_PROBLEM DETAILS_
Your task is to locate every line holding the string "setup" and to copy each of them.

(begin)

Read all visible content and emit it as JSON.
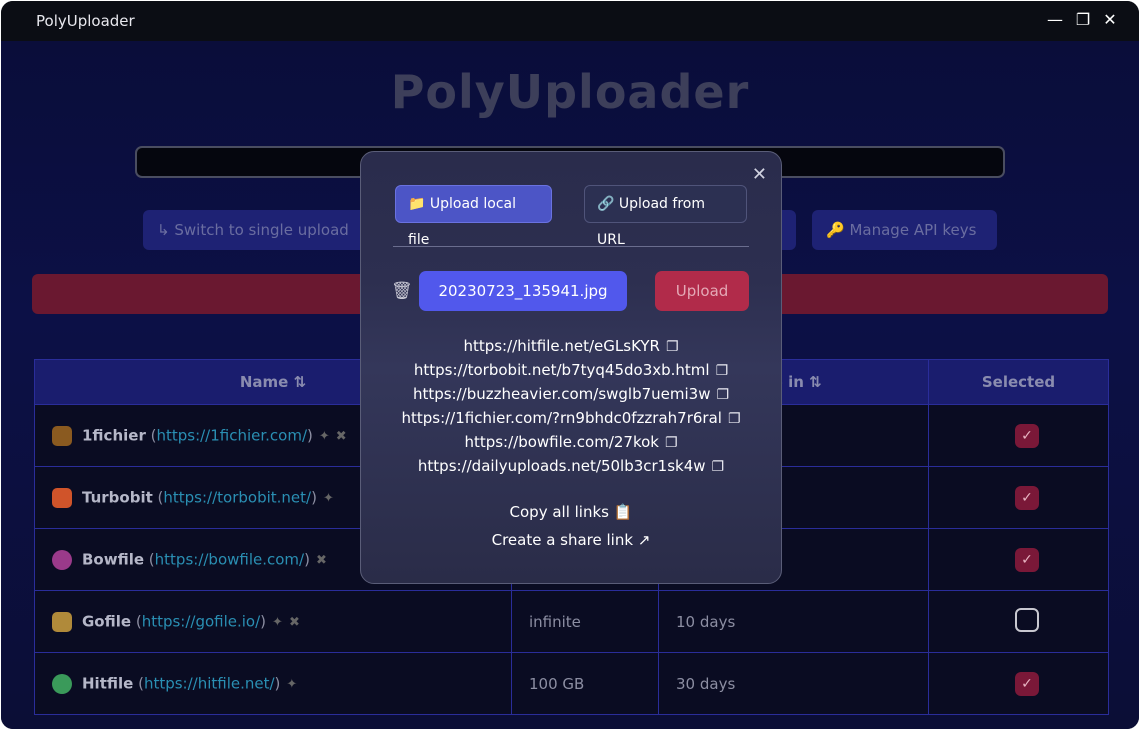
{
  "window": {
    "title": "PolyUploader",
    "controls": [
      "minimize",
      "restore",
      "close"
    ]
  },
  "app": {
    "heading": "PolyUploader",
    "switch_button": "Switch to single upload",
    "api_button": "Manage API keys"
  },
  "table": {
    "headers": {
      "name": "Name",
      "expire": "re in",
      "selected": "Selected"
    },
    "rows": [
      {
        "name": "1fichier",
        "url": "https://1fichier.com/",
        "size": "",
        "expire": "",
        "selected": true
      },
      {
        "name": "Turbobit",
        "url": "https://torbobit.net/",
        "size": "",
        "expire": "",
        "selected": true
      },
      {
        "name": "Bowfile",
        "url": "https://bowfile.com/",
        "size": "",
        "expire": "",
        "selected": true
      },
      {
        "name": "Gofile",
        "url": "https://gofile.io/",
        "size": "infinite",
        "expire": "10 days",
        "selected": false
      },
      {
        "name": "Hitfile",
        "url": "https://hitfile.net/",
        "size": "100 GB",
        "expire": "30 days",
        "selected": true
      }
    ]
  },
  "modal": {
    "tab_local": "Upload local file",
    "tab_url": "Upload from URL",
    "file_name": "20230723_135941.jpg",
    "upload_label": "Upload",
    "links": [
      "https://hitfile.net/eGLsKYR",
      "https://torbobit.net/b7tyq45do3xb.html",
      "https://buzzheavier.com/swglb7uemi3w",
      "https://1fichier.com/?rn9bhdc0fzzrah7r6ral",
      "https://bowfile.com/27kok",
      "https://dailyuploads.net/50lb3cr1sk4w"
    ],
    "copy_all": "Copy all links",
    "share": "Create a share link"
  },
  "colors": {
    "accent": "#5158ec",
    "danger": "#b12b4a",
    "link": "#2a8fb3"
  }
}
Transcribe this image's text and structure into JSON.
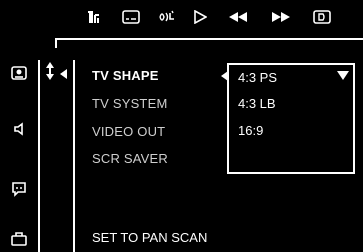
{
  "toolbar": {
    "icons": [
      "audio-settings-icon",
      "subtitle-icon",
      "audio-icon",
      "play-icon",
      "rewind-icon",
      "fast-forward-icon",
      "display-icon"
    ]
  },
  "sidebar": {
    "icons": [
      "video-setup-icon",
      "audio-setup-icon",
      "subtitle-setup-icon",
      "preferences-icon"
    ]
  },
  "menu": {
    "items": [
      {
        "label": "TV SHAPE"
      },
      {
        "label": "TV SYSTEM"
      },
      {
        "label": "VIDEO OUT"
      },
      {
        "label": "SCR SAVER"
      }
    ],
    "active_index": 0
  },
  "options": {
    "items": [
      {
        "label": "4:3 PS"
      },
      {
        "label": "4:3 LB"
      },
      {
        "label": "16:9"
      }
    ],
    "selected": "4:3 PS"
  },
  "status_text": "SET TO PAN SCAN",
  "colors": {
    "background": "#000000",
    "foreground": "#ffffff",
    "inactive_text": "#cfcfcf"
  }
}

(end)

_FINAL RESULT_
      "video-setup-icon",
      "audio-setup-icon",
      "subtitle-setup-icon",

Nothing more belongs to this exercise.